*** Quellenauszug ***

Bestimmung des zulässigen Rechtsweges bei Einfirmen-Handelsvertretern

Versicherungsvertreterrecht

ArbGG § 5 Abs. 3 Satz 1; HGB § 92 a Abs. 1 Satz 1

Der in einem Handelsvertretervertrag enthaltenen Bestimmung „Frau F. ist als selbständiger Bausparkassen-/ Versicherungsvertreter/-in nach § 92 i.V.m. §§ 84 ff. HGB im Hauptberuf ständig damit betraut, ausschließlich für die P. und ihre Produktpartner Bauspar-, Finanzierungs- und Vermögensaufbauprodukte zu vermitteln“ ist ein vertragliches Tätigkeitsverbot im Sinne von § 92 a Abs. 1 Satz 1 Alt. 1 HGB zu entnehmen (im Anschluss an BGH, Beschluss vom 16. Oktober 2014 – VII ZB 16/14, ZVertriebsR 2015, 117).

BGH, Beschluss vom 21.10.2015 – VII ZB 8/15 (KG Berlin) Anmerkung von Dr. Michael Hallermann-Christoph

1. Problembeschreibung

Der BGH hatte einen Streit über den zulässigen Rechtsweg zu entscheiden. Die Klägerin, die über ein bundesweites Netz von Handelsvertretern Bauspar-, Finanzierungs- und Vermögensaufbauprodukte vertreibt, forderte von der beklagten Handelsvertreterin die Rückzahlung vorschüssig gezahlter, ihrer Ansicht nach jedoch nicht verdienter Provisionen zurück.

***

> Schriftliche Aufgabe A:
Fassen Sie den Text zum Rechtsweg bei Einfirmen-Handelsvertretern in zwei Sätzen zusammen.
> Schriftliche Aufgabe B:
Führen Sie den Text zum Rechtsweg bei Einfirmen-Handelsvertretern im Anschluss an seinen letzten Satz weiter.

*** Gezeigtes Material ***

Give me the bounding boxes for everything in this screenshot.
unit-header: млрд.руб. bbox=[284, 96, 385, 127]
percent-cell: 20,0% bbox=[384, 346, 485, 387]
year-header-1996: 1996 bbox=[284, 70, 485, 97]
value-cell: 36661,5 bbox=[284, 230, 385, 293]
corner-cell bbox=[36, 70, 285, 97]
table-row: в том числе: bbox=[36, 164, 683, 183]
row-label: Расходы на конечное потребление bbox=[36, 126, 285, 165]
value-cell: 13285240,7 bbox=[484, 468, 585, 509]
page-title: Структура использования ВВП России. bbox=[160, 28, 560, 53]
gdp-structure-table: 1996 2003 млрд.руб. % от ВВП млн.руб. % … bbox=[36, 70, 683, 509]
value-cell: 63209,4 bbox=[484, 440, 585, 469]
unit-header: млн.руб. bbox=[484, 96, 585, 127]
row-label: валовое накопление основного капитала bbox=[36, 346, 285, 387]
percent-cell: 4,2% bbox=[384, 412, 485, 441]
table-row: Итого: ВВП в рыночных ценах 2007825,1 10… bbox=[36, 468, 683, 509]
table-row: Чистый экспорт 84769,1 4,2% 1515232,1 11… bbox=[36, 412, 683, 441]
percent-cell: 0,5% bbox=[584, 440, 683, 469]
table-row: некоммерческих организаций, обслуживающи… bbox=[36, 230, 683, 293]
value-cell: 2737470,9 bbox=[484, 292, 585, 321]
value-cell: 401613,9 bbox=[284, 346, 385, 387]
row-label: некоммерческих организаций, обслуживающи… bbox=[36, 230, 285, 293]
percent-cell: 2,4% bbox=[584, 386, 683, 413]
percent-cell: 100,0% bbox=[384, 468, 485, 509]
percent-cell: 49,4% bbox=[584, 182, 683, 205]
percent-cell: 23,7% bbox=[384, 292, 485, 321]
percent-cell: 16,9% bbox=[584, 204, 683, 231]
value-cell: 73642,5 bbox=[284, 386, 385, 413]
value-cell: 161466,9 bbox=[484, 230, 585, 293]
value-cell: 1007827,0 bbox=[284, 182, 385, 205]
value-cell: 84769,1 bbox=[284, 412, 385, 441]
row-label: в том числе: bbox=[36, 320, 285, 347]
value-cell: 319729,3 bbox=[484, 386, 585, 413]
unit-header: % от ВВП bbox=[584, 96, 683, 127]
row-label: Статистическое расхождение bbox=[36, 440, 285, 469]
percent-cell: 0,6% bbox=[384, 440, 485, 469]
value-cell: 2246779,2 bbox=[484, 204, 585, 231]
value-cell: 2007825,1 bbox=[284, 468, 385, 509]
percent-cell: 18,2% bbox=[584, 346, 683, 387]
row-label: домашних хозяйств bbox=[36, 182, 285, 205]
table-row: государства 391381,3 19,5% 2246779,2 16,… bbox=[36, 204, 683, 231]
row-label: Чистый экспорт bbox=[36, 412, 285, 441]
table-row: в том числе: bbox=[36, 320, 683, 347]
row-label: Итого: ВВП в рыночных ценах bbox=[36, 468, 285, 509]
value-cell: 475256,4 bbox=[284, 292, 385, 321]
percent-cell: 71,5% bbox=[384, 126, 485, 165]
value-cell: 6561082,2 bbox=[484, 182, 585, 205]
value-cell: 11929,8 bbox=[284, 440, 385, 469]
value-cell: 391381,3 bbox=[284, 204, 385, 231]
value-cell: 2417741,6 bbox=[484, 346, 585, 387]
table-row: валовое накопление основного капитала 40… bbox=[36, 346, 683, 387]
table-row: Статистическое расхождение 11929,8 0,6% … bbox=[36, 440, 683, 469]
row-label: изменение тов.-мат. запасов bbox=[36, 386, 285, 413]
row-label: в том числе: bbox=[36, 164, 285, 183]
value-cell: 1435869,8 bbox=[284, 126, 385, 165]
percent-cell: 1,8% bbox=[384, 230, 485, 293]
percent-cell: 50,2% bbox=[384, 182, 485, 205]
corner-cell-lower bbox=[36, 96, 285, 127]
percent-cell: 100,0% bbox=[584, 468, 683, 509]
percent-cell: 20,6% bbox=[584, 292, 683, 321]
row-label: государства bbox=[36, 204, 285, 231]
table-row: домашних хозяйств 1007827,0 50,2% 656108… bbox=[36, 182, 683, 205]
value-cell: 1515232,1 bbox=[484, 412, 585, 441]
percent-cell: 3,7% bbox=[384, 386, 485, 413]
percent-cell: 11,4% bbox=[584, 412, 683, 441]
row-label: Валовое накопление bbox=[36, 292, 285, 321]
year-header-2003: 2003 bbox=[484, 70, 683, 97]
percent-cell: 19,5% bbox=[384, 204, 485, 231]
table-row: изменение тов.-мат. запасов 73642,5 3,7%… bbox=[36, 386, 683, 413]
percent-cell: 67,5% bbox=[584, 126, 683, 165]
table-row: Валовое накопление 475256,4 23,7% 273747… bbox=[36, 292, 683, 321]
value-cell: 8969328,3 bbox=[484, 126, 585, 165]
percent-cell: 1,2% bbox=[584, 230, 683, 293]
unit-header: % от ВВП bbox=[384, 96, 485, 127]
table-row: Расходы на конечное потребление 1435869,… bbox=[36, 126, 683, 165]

***

> Ergebnis der Übung A:
Nach dem BGH-Beschluss vom 21.10.2015 (VII ZB 8/15) liegt in der Vertragsbestimmung, wonach Frau F. im Hauptberuf ständig damit betraut ist, ausschließlich für die P. und ihre Produktpartner Bauspar-, Finanzierungs- und Vermögensaufbauprodukte zu vermitteln, ein vertragliches Tätigkeitsverbot im Sinne von § 92 a Abs. 1 Satz 1 Alt. 1 HGB. Der BGH hatte dabei über den zulässigen Rechtsweg in einem Streit zu entscheiden, in dem die Klägerin von der beklagten Handelsvertreterin vorschüssig gezahlte, nach ihrer Ansicht nicht verdiente Provisionen zurückforderte.

> Ergebnis der Übung B:
Das Landgericht hatte den Rechtsweg zu den ordentlichen Gerichten für zulässig erklärt, das Beschwerdegericht wollte den Rechtsstreit an das Arbeitsgericht verweisen. Der BGH hob den Beschluss des Beschwerdegerichts auf und verwies die Sache nach dort zurück.

Gemäß § 2 Abs. 1 Nr. 3 i.V.m. § 5 Abs. 3 Satz 1 ArbGG können ausnahmsweise auch für Rechtsstreitigkeiten mit selbständigen Handelsvertretern die Arbeitsgerichte zuständig sein, wenn diese zu dem in § 92 a HGB definierten Personenkreis gehören und während der letzten 6 Monaten des Vertragsverhältnisses im Durchschnitt monatlich nicht mehr als € 1.000 aufgrund des Vertragsverhältnisses an Vergütung einschließlich Provision und Ersatz für im regelmäßigen Geschäftsbetrieb entstandene Aufwendungen bezogen haben.

Der BGH hatte zum einen die Frage zu prüfen, ob es sich bei der Beklagten um eine sog. Einfirmenvertreterin im Sinne von § 92 a Abs. 1 HGB handelte. Die Vorschrift gilt sowohl für Handelsvertreter, die vertraglich nicht für weitere Unternehmer tätig werden dürfen (Einfirmenvertreter kraft Vertrages) als auch für Handelsvertreter, denen dies nach Art und Umfang der verlangten Tätigkeit nicht möglich ist (Einfirmenvertreter kraft Weisung).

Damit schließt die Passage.